▶ Stored records:

::::

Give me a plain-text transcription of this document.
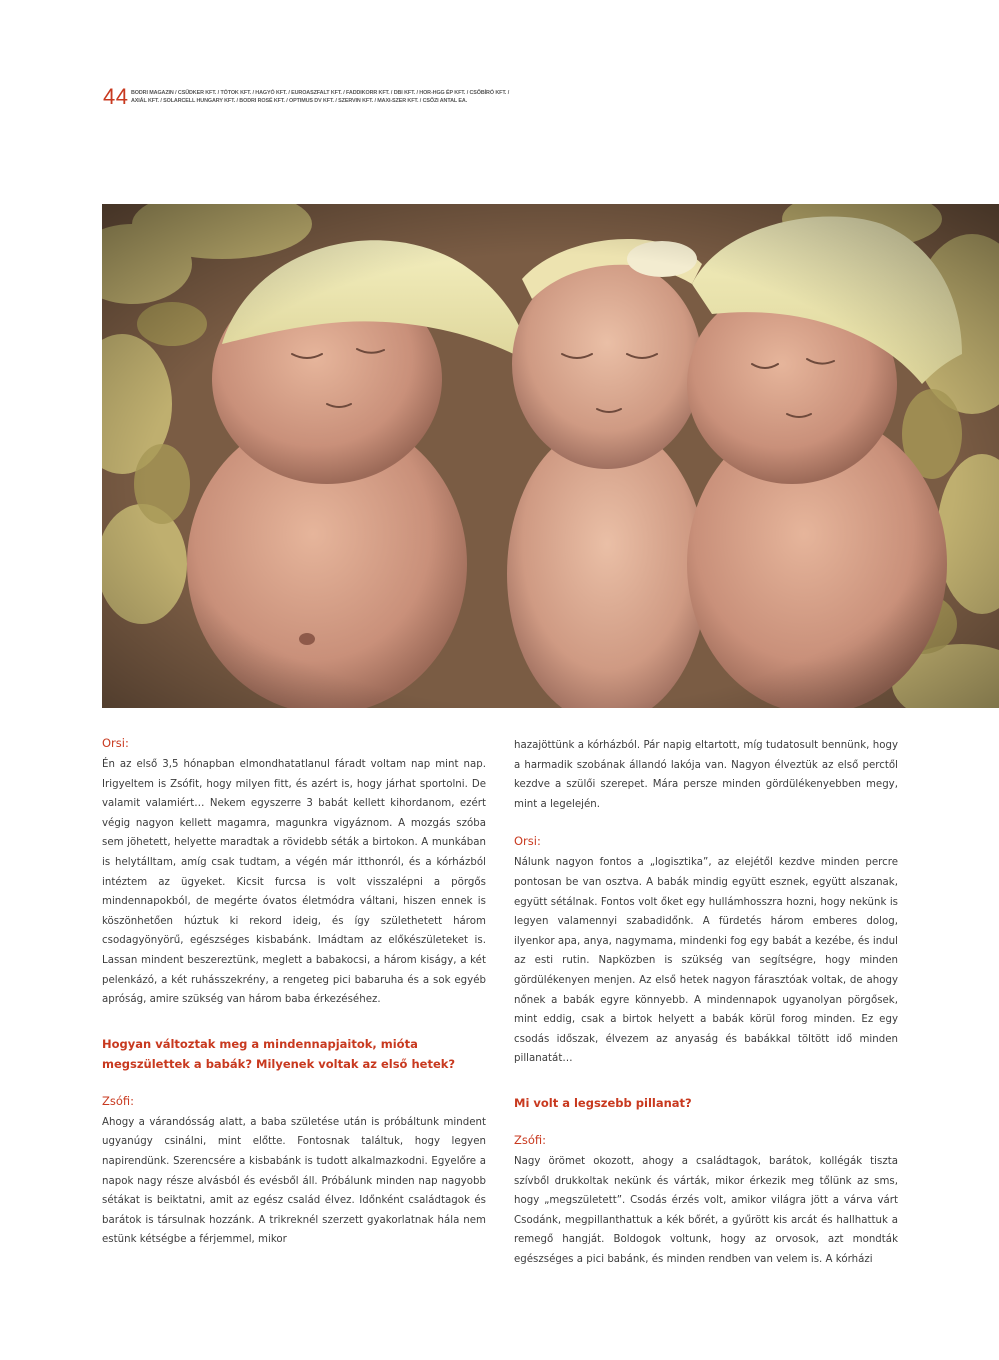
44 BODRI MAGAZIN / CSŰDKER KFT. / TÓTOK KFT. / HAGYÓ KFT. / EUROASZFALT KFT. / FADDIKORR KFT. / DBI KFT. / HOR-HGG ÉP KFT. / CSŐBÍRÓ KFT. /
AXIÁL KFT. / SOLARCELL HUNGARY KFT. / BODRI ROSÉ KFT. / OPTIMUS DV KFT. / SZERVIN KFT. / MAXI-SZER KFT. / CSŐZI ANTAL EA.

Orsi:

Én az első 3,5 hónapban elmondhatatlanul fáradt voltam nap mint nap. Irigyeltem is Zsófit, hogy milyen fitt, és azért is, hogy járhat sportolni. De valamit valamiért… Nekem egyszerre 3 babát kellett kihordanom, ezért végig nagyon kellett magamra, magunkra vigyáznom. A mozgás szóba sem jöhetett, helyette maradtak a rövidebb séták a birtokon. A munkában is helytálltam, amíg csak tudtam, a végén már itthonról, és a kórházból intéztem az ügyeket. Kicsit furcsa is volt visszalépni a pörgős mindennapokból, de megérte óvatos életmódra váltani, hiszen ennek is köszönhetően húztuk ki rekord ideig, és így születhetett három csodagyönyörű, egészséges kisbabánk. Imádtam az előkészületeket is. Lassan mindent beszereztünk, meglett a babakocsi, a három kiságy, a két pelenkázó, a két ruhásszekrény, a rengeteg pici babaruha és a sok egyéb apróság, amire szükség van három baba érkezéséhez.

Hogyan változtak meg a mindennapjaitok, mióta megszülettek a babák? Milyenek voltak az első hetek?

Zsófi:

Ahogy a várandósság alatt, a baba születése után is próbáltunk mindent ugyanúgy csinálni, mint előtte. Fontosnak találtuk, hogy legyen napirendünk. Szerencsére a kisbabánk is tudott alkalmazkodni. Egyelőre a napok nagy része alvásból és evésből áll. Próbálunk minden nap nagyobb sétákat is beiktatni, amit az egész család élvez. Időnként családtagok és barátok is társulnak hozzánk. A trikreknél szerzett gyakorlatnak hála nem estünk kétségbe a férjemmel, mikor

hazajöttünk a kórházból. Pár napig eltartott, míg tudatosult bennünk, hogy a harmadik szobának állandó lakója van. Nagyon élveztük az első perctől kezdve a szülői szerepet. Mára persze minden gördülékenyebben megy, mint a legelején.

Orsi:

Nálunk nagyon fontos a „logisztika”, az elejétől kezdve minden percre pontosan be van osztva. A babák mindig együtt esznek, együtt alszanak, együtt sétálnak. Fontos volt őket egy hullámhosszra hozni, hogy nekünk is legyen valamennyi szabadidőnk. A fürdetés három emberes dolog, ilyenkor apa, anya, nagymama, mindenki fog egy babát a kezébe, és indul az esti rutin. Napközben is szükség van segítségre, hogy minden gördülékenyen menjen. Az első hetek nagyon fárasztóak voltak, de ahogy nőnek a babák egyre könnyebb. A mindennapok ugyanolyan pörgősek, mint eddig, csak a birtok helyett a babák körül forog minden. Ez egy csodás időszak, élvezem az anyaság és babákkal töltött idő minden pillanatát…

Mi volt a legszebb pillanat?

Zsófi:

Nagy örömet okozott, ahogy a családtagok, barátok, kollégák tiszta szívből drukkoltak nekünk és várták, mikor érkezik meg tőlünk az sms, hogy „megszületett”. Csodás érzés volt, amikor világra jött a várva várt Csodánk, megpillanthattuk a kék bőrét, a gyűrött kis arcát és hallhattuk a remegő hangját. Boldogok voltunk, hogy az orvosok, azt mondták egészséges a pici babánk, és minden rendben van velem is. A kórházi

::::

▶ Given instruction:
Each line above that includes "BODRI" should be shown.

▶ Task answer:
44 BODRI MAGAZIN / CSŰDKER KFT. / TÓTOK KFT. / HAGYÓ KFT. / EUROASZFALT KFT. / FADDIKORR KFT. / DBI KFT. / HOR-HGG ÉP KFT. / CSŐBÍRÓ KFT. /
AXIÁL KFT. / SOLARCELL HUNGARY KFT. / BODRI ROSÉ KFT. / OPTIMUS DV KFT. / SZERVIN KFT. / MAXI-SZER KFT. / CSŐZI ANTAL EA.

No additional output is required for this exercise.